▸ Data for processing:
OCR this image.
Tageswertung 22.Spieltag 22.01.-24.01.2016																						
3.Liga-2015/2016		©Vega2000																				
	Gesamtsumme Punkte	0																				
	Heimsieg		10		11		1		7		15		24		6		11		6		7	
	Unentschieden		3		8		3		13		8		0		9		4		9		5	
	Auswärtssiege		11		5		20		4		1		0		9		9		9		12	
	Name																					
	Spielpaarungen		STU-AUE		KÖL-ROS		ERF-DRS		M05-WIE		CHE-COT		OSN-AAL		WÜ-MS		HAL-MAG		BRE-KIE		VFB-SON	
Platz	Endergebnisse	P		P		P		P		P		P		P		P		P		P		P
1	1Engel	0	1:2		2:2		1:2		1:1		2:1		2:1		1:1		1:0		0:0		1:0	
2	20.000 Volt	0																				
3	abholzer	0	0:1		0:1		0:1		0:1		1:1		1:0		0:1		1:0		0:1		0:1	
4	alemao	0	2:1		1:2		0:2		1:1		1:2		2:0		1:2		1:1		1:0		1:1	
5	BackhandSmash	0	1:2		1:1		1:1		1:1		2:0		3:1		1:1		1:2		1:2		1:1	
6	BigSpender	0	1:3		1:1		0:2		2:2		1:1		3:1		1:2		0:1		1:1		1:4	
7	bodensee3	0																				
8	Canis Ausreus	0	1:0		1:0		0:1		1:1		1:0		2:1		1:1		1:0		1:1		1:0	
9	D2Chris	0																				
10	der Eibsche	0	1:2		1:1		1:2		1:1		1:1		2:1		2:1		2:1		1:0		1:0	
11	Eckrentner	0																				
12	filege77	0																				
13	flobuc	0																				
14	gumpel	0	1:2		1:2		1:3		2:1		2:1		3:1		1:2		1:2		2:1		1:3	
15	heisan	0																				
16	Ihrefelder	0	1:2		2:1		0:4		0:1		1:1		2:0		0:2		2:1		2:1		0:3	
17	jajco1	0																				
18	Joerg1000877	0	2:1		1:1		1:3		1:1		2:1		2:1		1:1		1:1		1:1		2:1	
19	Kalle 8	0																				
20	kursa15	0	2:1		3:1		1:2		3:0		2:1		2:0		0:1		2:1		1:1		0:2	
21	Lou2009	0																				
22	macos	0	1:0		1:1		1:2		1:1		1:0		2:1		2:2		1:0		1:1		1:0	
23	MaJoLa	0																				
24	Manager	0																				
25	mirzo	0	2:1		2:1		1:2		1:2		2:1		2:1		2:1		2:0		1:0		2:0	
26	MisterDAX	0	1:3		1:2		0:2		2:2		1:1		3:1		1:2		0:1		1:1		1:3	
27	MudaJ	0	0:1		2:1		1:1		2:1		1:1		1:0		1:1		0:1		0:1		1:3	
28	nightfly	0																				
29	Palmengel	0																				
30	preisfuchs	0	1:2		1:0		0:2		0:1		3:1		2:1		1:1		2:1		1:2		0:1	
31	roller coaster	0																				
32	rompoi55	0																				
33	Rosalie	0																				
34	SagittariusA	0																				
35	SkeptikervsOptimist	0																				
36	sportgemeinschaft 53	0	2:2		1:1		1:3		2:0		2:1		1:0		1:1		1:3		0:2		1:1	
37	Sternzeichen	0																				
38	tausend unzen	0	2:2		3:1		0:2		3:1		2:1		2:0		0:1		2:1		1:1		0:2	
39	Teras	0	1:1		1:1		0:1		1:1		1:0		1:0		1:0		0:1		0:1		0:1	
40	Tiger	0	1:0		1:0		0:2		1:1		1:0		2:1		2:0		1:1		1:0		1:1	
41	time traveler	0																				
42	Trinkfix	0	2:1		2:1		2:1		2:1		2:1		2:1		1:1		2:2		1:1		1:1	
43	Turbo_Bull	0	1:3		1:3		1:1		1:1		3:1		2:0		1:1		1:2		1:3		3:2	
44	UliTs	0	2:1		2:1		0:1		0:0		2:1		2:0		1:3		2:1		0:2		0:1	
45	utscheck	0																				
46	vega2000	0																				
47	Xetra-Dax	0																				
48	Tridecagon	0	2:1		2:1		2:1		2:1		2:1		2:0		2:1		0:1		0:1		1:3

▸ Exercise directions: Please restate the records in full, word for word.

▸ Worked answer:
OCR this image.
Tageswertung 22.Spieltag 22.01.-24.01.2016																						
3.Liga-2015/2016		©Vega2000																				
	Gesamtsumme Punkte	0																				
	Heimsieg		10		11		1		7		15		24		6		11		6		7	
	Unentschieden		3		8		3		13		8		0		9		4		9		5	
	Auswärtssiege		11		5		20		4		1		0		9		9		9		12	
	Name																					
	Spielpaarungen		STU-AUE		KÖL-ROS		ERF-DRS		M05-WIE		CHE-COT		OSN-AAL		WÜ-MS		HAL-MAG		BRE-KIE		VFB-SON	
Platz	Endergebnisse	P		P		P		P		P		P		P		P		P		P		P
1	1Engel	0	1:2		2:2		1:2		1:1		2:1		2:1		1:1		1:0		0:0		1:0	
2	20.000 Volt	0																				
3	abholzer	0	0:1		0:1		0:1		0:1		1:1		1:0		0:1		1:0		0:1		0:1	
4	alemao	0	2:1		1:2		0:2		1:1		1:2		2:0		1:2		1:1		1:0		1:1	
5	BackhandSmash	0	1:2		1:1		1:1		1:1		2:0		3:1		1:1		1:2		1:2		1:1	
6	BigSpender	0	1:3		1:1		0:2		2:2		1:1		3:1		1:2		0:1		1:1		1:4	
7	bodensee3	0																				
8	Canis Ausreus	0	1:0		1:0		0:1		1:1		1:0		2:1		1:1		1:0		1:1		1:0	
9	D2Chris	0																				
10	der Eibsche	0	1:2		1:1		1:2		1:1		1:1		2:1		2:1		2:1		1:0		1:0	
11	Eckrentner	0																				
12	filege77	0																				
13	flobuc	0																				
14	gumpel	0	1:2		1:2		1:3		2:1		2:1		3:1		1:2		1:2		2:1		1:3	
15	heisan	0																				
16	Ihrefelder	0	1:2		2:1		0:4		0:1		1:1		2:0		0:2		2:1		2:1		0:3	
17	jajco1	0																				
18	Joerg1000877	0	2:1		1:1		1:3		1:1		2:1		2:1		1:1		1:1		1:1		2:1	
19	Kalle 8	0																				
20	kursa15	0	2:1		3:1		1:2		3:0		2:1		2:0		0:1		2:1		1:1		0:2	
21	Lou2009	0																				
22	macos	0	1:0		1:1		1:2		1:1		1:0		2:1		2:2		1:0		1:1		1:0	
23	MaJoLa	0																				
24	Manager	0																				
25	mirzo	0	2:1		2:1		1:2		1:2		2:1		2:1		2:1		2:0		1:0		2:0	
26	MisterDAX	0	1:3		1:2		0:2		2:2		1:1		3:1		1:2		0:1		1:1		1:3	
27	MudaJ	0	0:1		2:1		1:1		2:1		1:1		1:0		1:1		0:1		0:1		1:3	
28	nightfly	0																				
29	Palmengel	0																				
30	preisfuchs	0	1:2		1:0		0:2		0:1		3:1		2:1		1:1		2:1		1:2		0:1	
31	roller coaster	0																				
32	rompoi55	0																				
33	Rosalie	0																				
34	SagittariusA	0																				
35	SkeptikervsOptimist	0																				
36	sportgemeinschaft 53	0	2:2		1:1		1:3		2:0		2:1		1:0		1:1		1:3		0:2		1:1	
37	Sternzeichen	0																				
38	tausend unzen	0	2:2		3:1		0:2		3:1		2:1		2:0		0:1		2:1		1:1		0:2	
39	Teras	0	1:1		1:1		0:1		1:1		1:0		1:0		1:0		0:1		0:1		0:1	
40	Tiger	0	1:0		1:0		0:2		1:1		1:0		2:1		2:0		1:1		1:0		1:1	
41	time traveler	0																				
42	Trinkfix	0	2:1		2:1		2:1		2:1		2:1		2:1		1:1		2:2		1:1		1:1	
43	Turbo_Bull	0	1:3		1:3		1:1		1:1		3:1		2:0		1:1		1:2		1:3		3:2	
44	UliTs	0	2:1		2:1		0:1		0:0		2:1		2:0		1:3		2:1		0:2		0:1	
45	utscheck	0																				
46	vega2000	0																				
47	Xetra-Dax	0																				
48	Tridecagon	0	2:1		2:1		2:1		2:1		2:1		2:0		2:1		0:1		0:1		1:3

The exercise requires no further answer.